Lines of data
────────────────────────────────────────

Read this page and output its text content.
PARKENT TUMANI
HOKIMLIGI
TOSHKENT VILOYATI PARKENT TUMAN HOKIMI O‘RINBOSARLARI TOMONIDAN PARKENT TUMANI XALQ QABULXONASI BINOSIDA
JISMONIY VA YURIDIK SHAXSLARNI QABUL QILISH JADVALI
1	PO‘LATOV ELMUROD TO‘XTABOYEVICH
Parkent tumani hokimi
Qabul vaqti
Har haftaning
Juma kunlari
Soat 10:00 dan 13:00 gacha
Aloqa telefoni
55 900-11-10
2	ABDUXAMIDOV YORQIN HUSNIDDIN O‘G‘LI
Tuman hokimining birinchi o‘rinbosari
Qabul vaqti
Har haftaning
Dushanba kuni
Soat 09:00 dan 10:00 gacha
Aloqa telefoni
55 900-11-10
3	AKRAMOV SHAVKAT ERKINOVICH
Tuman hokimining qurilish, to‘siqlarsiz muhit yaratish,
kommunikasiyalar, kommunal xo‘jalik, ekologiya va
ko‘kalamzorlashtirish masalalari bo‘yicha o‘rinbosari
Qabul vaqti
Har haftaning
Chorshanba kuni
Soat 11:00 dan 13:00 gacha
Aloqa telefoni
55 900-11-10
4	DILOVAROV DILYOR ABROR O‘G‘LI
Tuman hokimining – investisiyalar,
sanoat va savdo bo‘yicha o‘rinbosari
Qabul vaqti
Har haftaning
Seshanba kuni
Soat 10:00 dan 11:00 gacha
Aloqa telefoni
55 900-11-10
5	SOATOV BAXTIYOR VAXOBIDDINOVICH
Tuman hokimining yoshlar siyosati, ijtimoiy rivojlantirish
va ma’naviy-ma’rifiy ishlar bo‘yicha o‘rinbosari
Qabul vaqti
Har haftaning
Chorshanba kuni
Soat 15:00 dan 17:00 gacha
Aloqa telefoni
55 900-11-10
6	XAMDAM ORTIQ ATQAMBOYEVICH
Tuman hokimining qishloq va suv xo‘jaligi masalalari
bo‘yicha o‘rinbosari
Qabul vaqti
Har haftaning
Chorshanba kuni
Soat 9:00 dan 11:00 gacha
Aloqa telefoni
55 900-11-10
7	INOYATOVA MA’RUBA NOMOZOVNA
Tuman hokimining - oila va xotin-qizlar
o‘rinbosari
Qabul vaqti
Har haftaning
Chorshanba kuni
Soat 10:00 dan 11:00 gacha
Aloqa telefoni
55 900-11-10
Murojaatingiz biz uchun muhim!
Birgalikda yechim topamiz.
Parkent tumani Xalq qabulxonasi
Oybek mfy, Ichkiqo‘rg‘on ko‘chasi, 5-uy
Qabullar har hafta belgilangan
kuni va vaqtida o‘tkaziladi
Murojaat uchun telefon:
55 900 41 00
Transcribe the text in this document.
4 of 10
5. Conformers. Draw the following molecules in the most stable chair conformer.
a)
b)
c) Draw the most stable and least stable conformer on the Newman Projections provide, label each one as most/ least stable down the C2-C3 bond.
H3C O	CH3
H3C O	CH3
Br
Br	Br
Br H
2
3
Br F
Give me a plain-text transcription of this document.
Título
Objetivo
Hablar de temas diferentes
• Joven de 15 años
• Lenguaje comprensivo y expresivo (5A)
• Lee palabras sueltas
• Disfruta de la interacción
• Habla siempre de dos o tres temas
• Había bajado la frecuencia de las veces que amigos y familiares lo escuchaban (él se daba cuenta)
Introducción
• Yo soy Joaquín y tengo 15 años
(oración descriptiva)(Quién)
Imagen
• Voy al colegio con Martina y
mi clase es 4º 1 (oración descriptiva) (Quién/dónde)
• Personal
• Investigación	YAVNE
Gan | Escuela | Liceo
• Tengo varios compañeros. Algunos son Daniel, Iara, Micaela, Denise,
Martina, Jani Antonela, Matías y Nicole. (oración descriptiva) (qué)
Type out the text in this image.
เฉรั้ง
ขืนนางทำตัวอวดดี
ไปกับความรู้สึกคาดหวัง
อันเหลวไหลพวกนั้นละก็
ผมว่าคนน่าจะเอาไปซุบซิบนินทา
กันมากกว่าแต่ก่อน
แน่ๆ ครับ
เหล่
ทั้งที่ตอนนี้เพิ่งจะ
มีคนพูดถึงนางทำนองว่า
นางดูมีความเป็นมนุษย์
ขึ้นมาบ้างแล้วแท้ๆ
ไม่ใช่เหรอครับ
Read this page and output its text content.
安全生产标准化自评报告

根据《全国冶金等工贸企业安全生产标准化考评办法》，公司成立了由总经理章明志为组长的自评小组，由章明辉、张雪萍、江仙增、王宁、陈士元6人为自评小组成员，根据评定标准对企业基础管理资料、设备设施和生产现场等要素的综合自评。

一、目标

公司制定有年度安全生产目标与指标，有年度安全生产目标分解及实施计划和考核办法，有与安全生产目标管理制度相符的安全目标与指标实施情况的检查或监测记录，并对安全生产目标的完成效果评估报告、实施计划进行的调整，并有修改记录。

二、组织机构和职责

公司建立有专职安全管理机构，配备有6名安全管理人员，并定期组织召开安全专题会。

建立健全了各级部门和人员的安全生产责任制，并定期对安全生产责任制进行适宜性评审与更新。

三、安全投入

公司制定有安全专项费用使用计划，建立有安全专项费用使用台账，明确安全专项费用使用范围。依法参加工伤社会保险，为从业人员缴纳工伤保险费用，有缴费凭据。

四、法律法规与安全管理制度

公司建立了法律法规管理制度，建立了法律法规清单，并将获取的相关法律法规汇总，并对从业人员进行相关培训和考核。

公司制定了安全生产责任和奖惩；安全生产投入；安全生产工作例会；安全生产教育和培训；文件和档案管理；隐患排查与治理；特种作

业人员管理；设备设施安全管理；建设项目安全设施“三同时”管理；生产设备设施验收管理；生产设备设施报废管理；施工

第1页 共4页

────────────────────────────────────────

▶ What the exercise asks: Each line of the listing above should be output exactly.

▶ Exercise result:
Read this page and output its text content.
PARKENT TUMANI
HOKIMLIGI
TOSHKENT VILOYATI PARKENT TUMAN HOKIMI O‘RINBOSARLARI TOMONIDAN PARKENT TUMANI XALQ QABULXONASI BINOSIDA
JISMONIY VA YURIDIK SHAXSLARNI QABUL QILISH JADVALI
1	PO‘LATOV ELMUROD TO‘XTABOYEVICH
Parkent tumani hokimi
Qabul vaqti
Har haftaning
Juma kunlari
Soat 10:00 dan 13:00 gacha
Aloqa telefoni
55 900-11-10
2	ABDUXAMIDOV YORQIN HUSNIDDIN O‘G‘LI
Tuman hokimining birinchi o‘rinbosari
Qabul vaqti
Har haftaning
Dushanba kuni
Soat 09:00 dan 10:00 gacha
Aloqa telefoni
55 900-11-10
3	AKRAMOV SHAVKAT ERKINOVICH
Tuman hokimining qurilish, to‘siqlarsiz muhit yaratish,
kommunikasiyalar, kommunal xo‘jalik, ekologiya va
ko‘kalamzorlashtirish masalalari bo‘yicha o‘rinbosari
Qabul vaqti
Har haftaning
Chorshanba kuni
Soat 11:00 dan 13:00 gacha
Aloqa telefoni
55 900-11-10
4	DILOVAROV DILYOR ABROR O‘G‘LI
Tuman hokimining – investisiyalar,
sanoat va savdo bo‘yicha o‘rinbosari
Qabul vaqti
Har haftaning
Seshanba kuni
Soat 10:00 dan 11:00 gacha
Aloqa telefoni
55 900-11-10
5	SOATOV BAXTIYOR VAXOBIDDINOVICH
Tuman hokimining yoshlar siyosati, ijtimoiy rivojlantirish
va ma’naviy-ma’rifiy ishlar bo‘yicha o‘rinbosari
Qabul vaqti
Har haftaning
Chorshanba kuni
Soat 15:00 dan 17:00 gacha
Aloqa telefoni
55 900-11-10
6	XAMDAM ORTIQ ATQAMBOYEVICH
Tuman hokimining qishloq va suv xo‘jaligi masalalari
bo‘yicha o‘rinbosari
Qabul vaqti
Har haftaning
Chorshanba kuni
Soat 9:00 dan 11:00 gacha
Aloqa telefoni
55 900-11-10
7	INOYATOVA MA’RUBA NOMOZOVNA
Tuman hokimining - oila va xotin-qizlar
o‘rinbosari
Qabul vaqti
Har haftaning
Chorshanba kuni
Soat 10:00 dan 11:00 gacha
Aloqa telefoni
55 900-11-10
Murojaatingiz biz uchun muhim!
Birgalikda yechim topamiz.
Parkent tumani Xalq qabulxonasi
Oybek mfy, Ichkiqo‘rg‘on ko‘chasi, 5-uy
Qabullar har hafta belgilangan
kuni va vaqtida o‘tkaziladi
Murojaat uchun telefon:
55 900 41 00
Transcribe the text in this document.
4 of 10
5. Conformers. Draw the following molecules in the most stable chair conformer.
a)
b)
c) Draw the most stable and least stable conformer on the Newman Projections provide, label each one as most/ least stable down the C2-C3 bond.
H3C O	CH3
H3C O	CH3
Br
Br	Br
Br H
2
3
Br F
Give me a plain-text transcription of this document.
Título
Objetivo
Hablar de temas diferentes
• Joven de 15 años
• Lenguaje comprensivo y expresivo (5A)
• Lee palabras sueltas
• Disfruta de la interacción
• Habla siempre de dos o tres temas
• Había bajado la frecuencia de las veces que amigos y familiares lo escuchaban (él se daba cuenta)
Introducción
• Yo soy Joaquín y tengo 15 años
(oración descriptiva)(Quién)
Imagen
• Voy al colegio con Martina y
mi clase es 4º 1 (oración descriptiva) (Quién/dónde)
• Personal
• Investigación	YAVNE
Gan | Escuela | Liceo
• Tengo varios compañeros. Algunos son Daniel, Iara, Micaela, Denise,
Martina, Jani Antonela, Matías y Nicole. (oración descriptiva) (qué)
Type out the text in this image.
เฉรั้ง
ขืนนางทำตัวอวดดี
ไปกับความรู้สึกคาดหวัง
อันเหลวไหลพวกนั้นละก็
ผมว่าคนน่าจะเอาไปซุบซิบนินทา
กันมากกว่าแต่ก่อน
แน่ๆ ครับ
เหล่
ทั้งที่ตอนนี้เพิ่งจะ
มีคนพูดถึงนางทำนองว่า
นางดูมีความเป็นมนุษย์
ขึ้นมาบ้างแล้วแท้ๆ
ไม่ใช่เหรอครับ
Read this page and output its text content.
安全生产标准化自评报告

根据《全国冶金等工贸企业安全生产标准化考评办法》，公司成立了由总经理章明志为组长的自评小组，由章明辉、张雪萍、江仙增、王宁、陈士元6人为自评小组成员，根据评定标准对企业基础管理资料、设备设施和生产现场等要素的综合自评。

一、目标

公司制定有年度安全生产目标与指标，有年度安全生产目标分解及实施计划和考核办法，有与安全生产目标管理制度相符的安全目标与指标实施情况的检查或监测记录，并对安全生产目标的完成效果评估报告、实施计划进行的调整，并有修改记录。

二、组织机构和职责

公司建立有专职安全管理机构，配备有6名安全管理人员，并定期组织召开安全专题会。

建立健全了各级部门和人员的安全生产责任制，并定期对安全生产责任制进行适宜性评审与更新。

三、安全投入

公司制定有安全专项费用使用计划，建立有安全专项费用使用台账，明确安全专项费用使用范围。依法参加工伤社会保险，为从业人员缴纳工伤保险费用，有缴费凭据。

四、法律法规与安全管理制度

公司建立了法律法规管理制度，建立了法律法规清单，并将获取的相关法律法规汇总，并对从业人员进行相关培训和考核。

公司制定了安全生产责任和奖惩；安全生产投入；安全生产工作例会；安全生产教育和培训；文件和档案管理；隐患排查与治理；特种作

业人员管理；设备设施安全管理；建设项目安全设施“三同时”管理；生产设备设施验收管理；生产设备设施报废管理；施工

第1页 共4页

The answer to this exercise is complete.